## Start ENTRIES SHOWN

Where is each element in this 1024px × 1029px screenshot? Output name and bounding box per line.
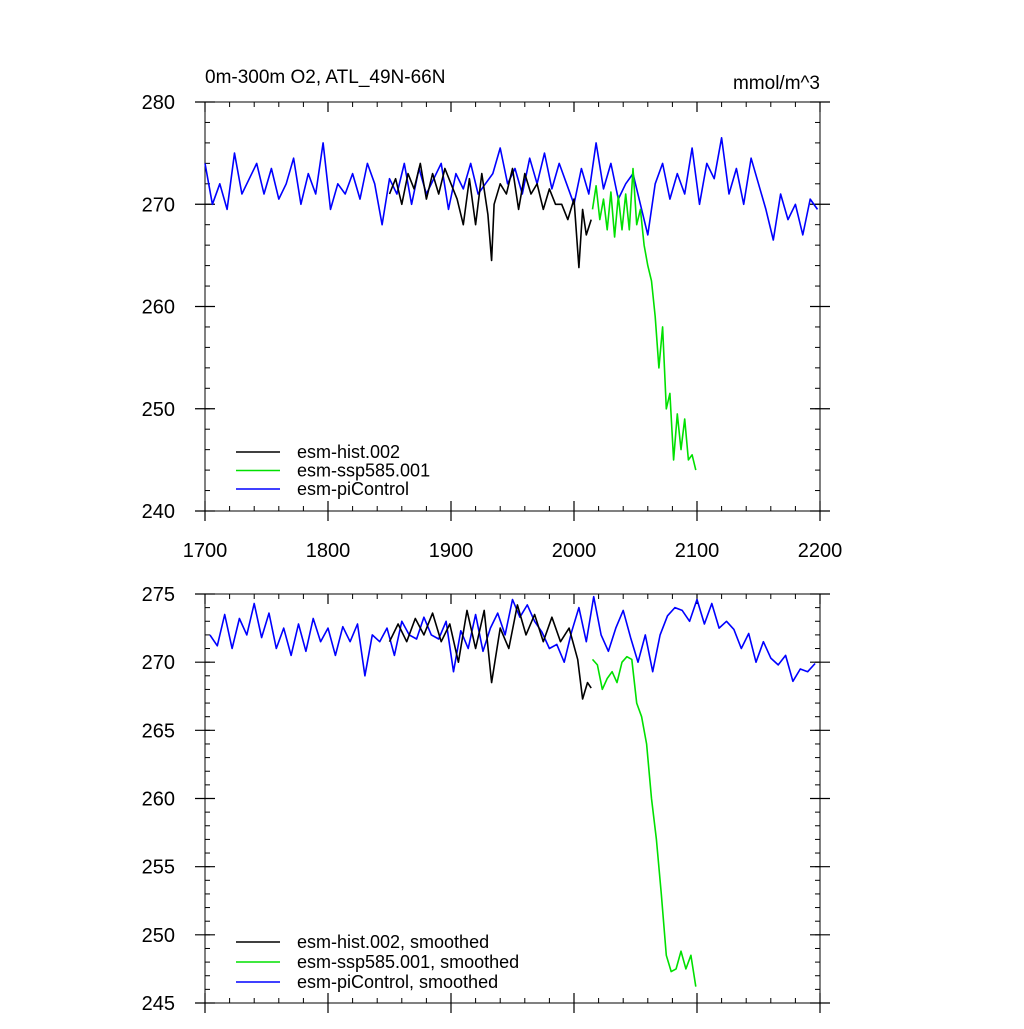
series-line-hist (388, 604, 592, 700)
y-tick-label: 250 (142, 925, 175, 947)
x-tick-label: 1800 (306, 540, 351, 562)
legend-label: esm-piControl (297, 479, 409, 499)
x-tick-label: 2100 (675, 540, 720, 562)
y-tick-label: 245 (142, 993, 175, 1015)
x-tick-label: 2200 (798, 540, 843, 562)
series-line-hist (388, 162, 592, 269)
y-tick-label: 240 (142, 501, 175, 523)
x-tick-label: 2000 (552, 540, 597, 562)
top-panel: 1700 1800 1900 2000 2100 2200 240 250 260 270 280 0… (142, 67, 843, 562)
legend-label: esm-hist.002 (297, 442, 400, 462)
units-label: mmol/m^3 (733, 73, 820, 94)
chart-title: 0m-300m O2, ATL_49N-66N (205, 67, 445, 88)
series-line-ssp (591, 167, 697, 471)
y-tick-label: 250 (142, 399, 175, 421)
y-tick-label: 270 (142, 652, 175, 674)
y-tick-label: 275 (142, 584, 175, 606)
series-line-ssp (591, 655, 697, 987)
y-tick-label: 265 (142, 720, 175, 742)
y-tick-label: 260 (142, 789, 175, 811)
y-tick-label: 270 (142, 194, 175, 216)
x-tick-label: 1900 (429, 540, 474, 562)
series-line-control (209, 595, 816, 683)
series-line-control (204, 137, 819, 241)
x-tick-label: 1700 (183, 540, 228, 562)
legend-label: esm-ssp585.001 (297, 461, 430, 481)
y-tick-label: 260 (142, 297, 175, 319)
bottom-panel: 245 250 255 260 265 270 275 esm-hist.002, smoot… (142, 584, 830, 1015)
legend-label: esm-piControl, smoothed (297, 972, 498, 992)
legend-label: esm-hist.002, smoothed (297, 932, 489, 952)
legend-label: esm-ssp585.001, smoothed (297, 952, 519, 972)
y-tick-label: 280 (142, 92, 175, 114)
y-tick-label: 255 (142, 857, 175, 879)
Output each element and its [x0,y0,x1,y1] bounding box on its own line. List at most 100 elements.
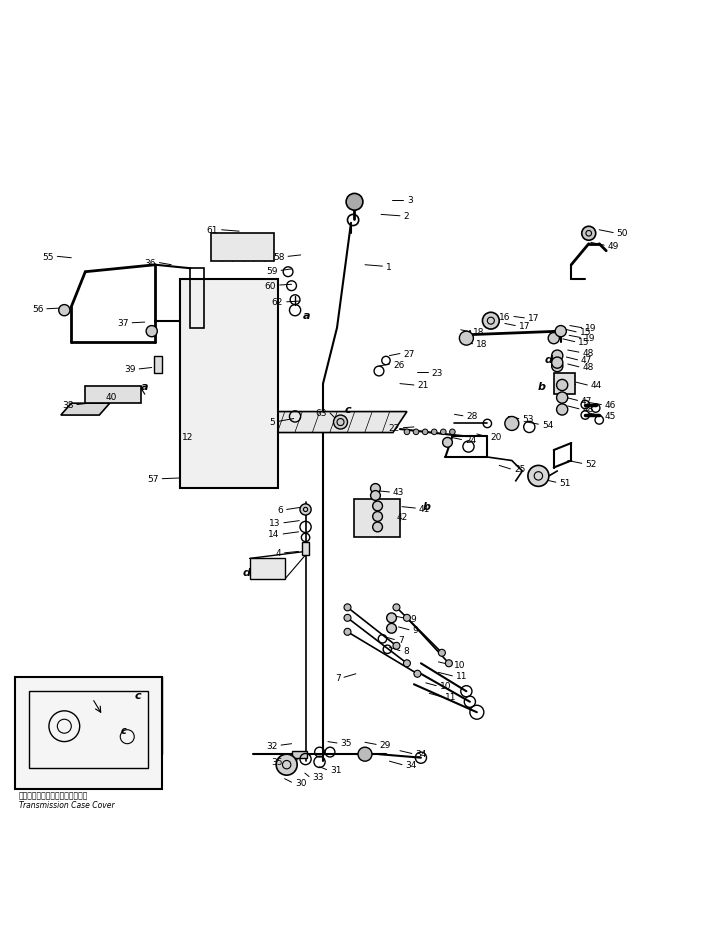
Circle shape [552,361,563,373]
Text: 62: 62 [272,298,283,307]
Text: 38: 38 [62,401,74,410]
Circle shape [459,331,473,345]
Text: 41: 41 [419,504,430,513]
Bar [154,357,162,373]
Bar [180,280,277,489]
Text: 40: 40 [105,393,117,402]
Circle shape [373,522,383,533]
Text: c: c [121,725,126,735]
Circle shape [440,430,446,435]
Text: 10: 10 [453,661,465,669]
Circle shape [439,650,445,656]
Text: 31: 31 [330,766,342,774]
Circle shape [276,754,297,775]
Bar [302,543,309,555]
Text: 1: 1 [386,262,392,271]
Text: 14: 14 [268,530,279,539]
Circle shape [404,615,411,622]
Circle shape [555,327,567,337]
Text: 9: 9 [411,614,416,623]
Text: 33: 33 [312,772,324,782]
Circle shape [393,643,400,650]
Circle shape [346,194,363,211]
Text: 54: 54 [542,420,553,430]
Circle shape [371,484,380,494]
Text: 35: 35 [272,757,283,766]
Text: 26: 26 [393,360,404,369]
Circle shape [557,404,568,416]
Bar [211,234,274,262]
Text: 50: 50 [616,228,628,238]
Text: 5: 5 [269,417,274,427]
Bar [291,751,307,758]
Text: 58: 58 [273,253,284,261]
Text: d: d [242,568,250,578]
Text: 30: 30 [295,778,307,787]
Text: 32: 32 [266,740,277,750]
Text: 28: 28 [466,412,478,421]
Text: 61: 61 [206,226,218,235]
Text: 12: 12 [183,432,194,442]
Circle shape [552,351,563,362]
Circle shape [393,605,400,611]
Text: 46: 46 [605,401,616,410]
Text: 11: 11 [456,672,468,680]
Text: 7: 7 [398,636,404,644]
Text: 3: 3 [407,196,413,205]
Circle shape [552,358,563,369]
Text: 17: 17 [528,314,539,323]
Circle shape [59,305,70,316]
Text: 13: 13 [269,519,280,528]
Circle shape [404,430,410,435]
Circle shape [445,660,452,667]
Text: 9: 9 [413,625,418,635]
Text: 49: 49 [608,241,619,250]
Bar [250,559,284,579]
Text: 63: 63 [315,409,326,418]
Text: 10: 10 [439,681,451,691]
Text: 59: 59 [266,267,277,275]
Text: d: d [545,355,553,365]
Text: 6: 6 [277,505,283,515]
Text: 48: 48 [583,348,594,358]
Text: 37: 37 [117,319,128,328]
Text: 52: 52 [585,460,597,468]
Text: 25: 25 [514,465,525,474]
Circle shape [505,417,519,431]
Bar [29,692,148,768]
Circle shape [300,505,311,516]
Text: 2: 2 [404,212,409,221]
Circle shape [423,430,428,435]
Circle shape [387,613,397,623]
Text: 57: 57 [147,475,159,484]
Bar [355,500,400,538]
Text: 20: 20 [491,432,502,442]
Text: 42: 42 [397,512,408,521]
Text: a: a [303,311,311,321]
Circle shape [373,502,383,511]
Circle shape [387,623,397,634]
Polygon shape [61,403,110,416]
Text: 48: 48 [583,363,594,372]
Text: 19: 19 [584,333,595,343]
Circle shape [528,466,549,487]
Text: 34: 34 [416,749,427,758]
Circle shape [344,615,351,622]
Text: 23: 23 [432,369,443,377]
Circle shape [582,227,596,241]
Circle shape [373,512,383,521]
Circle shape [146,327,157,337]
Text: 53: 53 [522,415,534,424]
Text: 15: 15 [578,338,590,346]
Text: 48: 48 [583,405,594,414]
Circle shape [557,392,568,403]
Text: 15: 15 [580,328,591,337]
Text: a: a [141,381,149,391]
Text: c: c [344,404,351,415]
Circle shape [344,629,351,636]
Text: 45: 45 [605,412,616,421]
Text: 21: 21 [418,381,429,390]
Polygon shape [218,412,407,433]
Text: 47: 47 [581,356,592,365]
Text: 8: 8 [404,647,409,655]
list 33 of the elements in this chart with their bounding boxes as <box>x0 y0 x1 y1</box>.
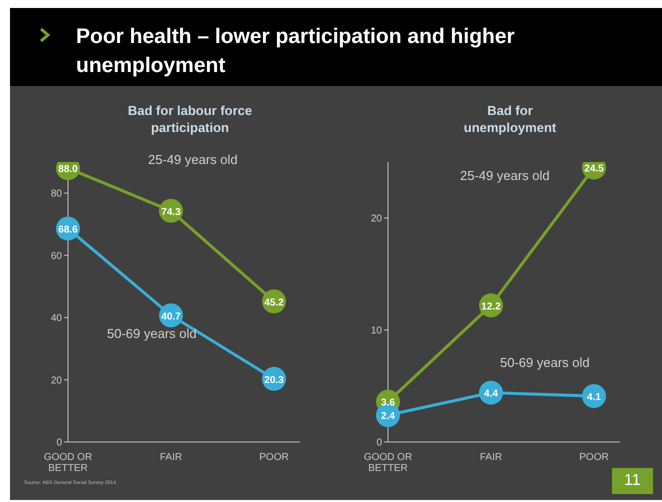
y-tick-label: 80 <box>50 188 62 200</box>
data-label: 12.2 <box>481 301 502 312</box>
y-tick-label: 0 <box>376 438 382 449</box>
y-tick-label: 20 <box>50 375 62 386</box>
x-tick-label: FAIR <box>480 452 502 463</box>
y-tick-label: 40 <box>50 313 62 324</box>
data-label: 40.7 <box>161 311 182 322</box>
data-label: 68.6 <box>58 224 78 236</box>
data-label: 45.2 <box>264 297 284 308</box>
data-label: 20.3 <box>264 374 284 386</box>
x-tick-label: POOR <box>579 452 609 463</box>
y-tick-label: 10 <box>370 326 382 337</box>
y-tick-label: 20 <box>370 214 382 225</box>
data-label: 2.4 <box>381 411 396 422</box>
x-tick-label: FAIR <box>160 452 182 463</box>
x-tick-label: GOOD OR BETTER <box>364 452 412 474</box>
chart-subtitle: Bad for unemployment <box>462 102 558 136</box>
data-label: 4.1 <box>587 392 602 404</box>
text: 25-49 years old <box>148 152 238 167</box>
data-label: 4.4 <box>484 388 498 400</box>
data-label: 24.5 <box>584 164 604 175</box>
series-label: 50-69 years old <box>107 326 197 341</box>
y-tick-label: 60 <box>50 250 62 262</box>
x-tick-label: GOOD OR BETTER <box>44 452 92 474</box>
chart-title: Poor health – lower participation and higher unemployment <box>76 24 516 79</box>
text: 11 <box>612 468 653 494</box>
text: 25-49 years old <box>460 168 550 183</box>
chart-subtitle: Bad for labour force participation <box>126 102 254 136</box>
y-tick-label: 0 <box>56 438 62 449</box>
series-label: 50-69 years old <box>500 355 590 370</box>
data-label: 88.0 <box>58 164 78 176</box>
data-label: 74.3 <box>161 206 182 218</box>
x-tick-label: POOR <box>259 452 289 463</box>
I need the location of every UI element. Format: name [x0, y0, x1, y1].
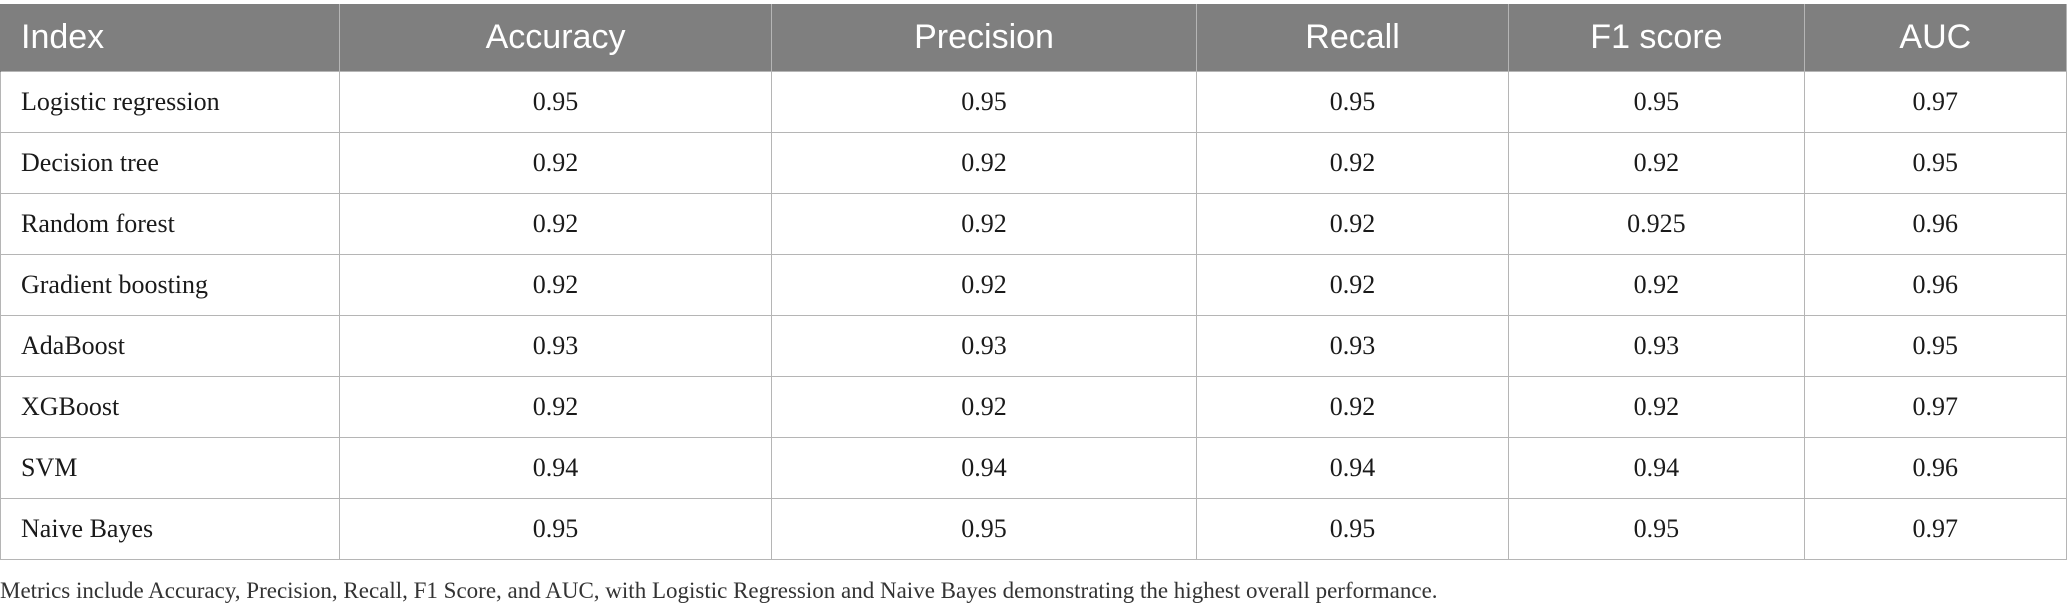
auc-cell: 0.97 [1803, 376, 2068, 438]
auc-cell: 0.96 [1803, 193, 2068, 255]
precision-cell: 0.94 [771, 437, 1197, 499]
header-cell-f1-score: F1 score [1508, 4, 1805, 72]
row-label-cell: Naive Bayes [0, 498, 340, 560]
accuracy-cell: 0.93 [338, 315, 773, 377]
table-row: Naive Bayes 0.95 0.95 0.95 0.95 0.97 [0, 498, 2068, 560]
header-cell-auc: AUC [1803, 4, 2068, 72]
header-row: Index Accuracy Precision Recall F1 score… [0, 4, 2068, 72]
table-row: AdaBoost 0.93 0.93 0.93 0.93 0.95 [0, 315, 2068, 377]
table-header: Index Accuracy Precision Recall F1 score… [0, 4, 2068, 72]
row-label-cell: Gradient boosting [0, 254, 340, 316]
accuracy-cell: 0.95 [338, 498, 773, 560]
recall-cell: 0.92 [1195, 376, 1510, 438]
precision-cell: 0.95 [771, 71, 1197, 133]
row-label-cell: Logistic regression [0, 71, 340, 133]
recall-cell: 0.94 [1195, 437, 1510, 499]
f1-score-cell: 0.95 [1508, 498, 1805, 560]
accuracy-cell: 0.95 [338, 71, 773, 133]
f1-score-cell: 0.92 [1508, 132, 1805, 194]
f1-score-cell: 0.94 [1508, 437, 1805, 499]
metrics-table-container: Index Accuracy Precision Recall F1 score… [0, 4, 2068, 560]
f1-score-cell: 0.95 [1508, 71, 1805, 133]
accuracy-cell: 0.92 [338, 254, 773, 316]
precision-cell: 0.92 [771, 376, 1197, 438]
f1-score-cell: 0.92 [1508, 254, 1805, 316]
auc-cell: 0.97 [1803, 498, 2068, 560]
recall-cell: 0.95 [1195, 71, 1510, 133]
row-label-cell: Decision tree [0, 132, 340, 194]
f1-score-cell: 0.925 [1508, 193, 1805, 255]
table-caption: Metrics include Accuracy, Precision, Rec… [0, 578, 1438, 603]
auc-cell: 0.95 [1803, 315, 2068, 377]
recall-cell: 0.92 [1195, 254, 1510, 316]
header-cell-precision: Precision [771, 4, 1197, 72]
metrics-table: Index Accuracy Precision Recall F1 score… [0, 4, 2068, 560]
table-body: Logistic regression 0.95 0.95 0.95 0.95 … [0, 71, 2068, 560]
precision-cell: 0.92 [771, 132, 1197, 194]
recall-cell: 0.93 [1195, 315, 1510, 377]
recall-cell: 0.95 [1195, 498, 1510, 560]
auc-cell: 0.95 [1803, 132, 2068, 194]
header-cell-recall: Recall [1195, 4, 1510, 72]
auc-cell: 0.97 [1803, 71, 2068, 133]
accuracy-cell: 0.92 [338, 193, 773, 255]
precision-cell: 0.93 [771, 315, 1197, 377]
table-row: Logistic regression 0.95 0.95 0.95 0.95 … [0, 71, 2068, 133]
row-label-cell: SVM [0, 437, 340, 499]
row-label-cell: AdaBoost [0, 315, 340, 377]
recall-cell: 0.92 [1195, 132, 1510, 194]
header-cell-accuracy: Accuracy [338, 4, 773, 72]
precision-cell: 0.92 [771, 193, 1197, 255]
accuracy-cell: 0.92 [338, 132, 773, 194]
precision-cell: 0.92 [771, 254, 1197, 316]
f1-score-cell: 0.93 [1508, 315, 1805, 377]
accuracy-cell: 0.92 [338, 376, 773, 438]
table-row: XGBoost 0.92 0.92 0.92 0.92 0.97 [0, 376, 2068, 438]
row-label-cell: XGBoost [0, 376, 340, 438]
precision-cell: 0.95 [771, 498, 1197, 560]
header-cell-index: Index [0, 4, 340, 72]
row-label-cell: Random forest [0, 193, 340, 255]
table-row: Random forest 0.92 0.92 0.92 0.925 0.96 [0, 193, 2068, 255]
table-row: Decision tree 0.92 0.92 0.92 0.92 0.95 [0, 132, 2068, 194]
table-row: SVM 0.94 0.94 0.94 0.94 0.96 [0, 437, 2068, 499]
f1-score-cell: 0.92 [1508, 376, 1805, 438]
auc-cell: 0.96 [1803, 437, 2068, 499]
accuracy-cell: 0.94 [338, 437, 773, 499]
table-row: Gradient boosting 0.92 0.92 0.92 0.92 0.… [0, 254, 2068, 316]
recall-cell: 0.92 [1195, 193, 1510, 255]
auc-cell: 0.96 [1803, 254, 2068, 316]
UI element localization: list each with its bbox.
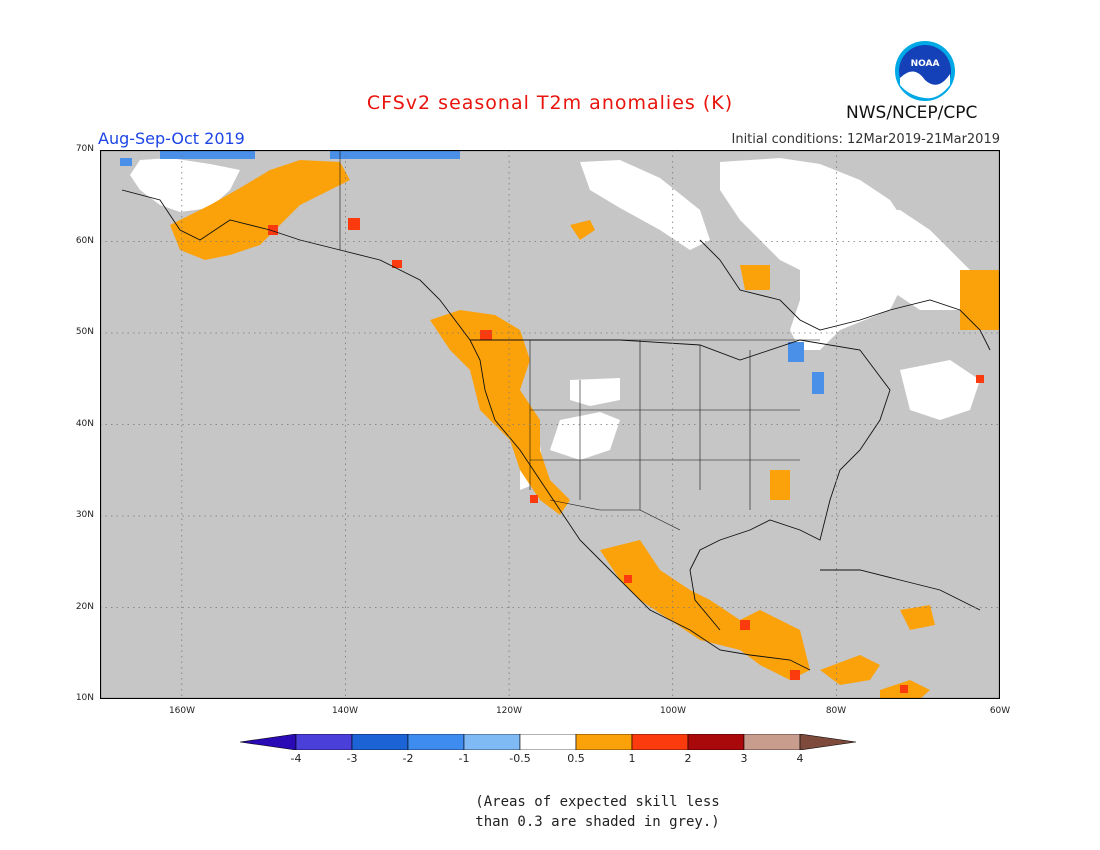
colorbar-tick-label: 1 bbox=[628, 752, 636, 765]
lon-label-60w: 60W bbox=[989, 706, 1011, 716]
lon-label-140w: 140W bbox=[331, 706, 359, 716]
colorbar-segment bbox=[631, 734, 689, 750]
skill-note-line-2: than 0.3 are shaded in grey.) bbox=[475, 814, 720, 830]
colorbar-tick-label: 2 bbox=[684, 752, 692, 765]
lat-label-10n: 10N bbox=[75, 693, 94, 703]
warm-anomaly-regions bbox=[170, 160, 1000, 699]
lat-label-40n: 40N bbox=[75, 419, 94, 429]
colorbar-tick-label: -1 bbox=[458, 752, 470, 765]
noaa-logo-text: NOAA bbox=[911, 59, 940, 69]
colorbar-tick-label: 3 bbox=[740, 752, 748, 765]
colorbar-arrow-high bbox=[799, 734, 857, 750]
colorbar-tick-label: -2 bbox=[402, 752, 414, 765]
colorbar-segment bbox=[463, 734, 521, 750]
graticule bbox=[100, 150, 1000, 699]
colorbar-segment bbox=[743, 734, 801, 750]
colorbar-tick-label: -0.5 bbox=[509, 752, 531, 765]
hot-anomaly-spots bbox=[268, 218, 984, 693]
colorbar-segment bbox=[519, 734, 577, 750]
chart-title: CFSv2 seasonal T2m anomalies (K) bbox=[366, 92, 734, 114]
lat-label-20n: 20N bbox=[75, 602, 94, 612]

## End ENTRIES SHOWN

Please count the lines of the material above that contain the string "segment", treating case as significant, and give only the number.

4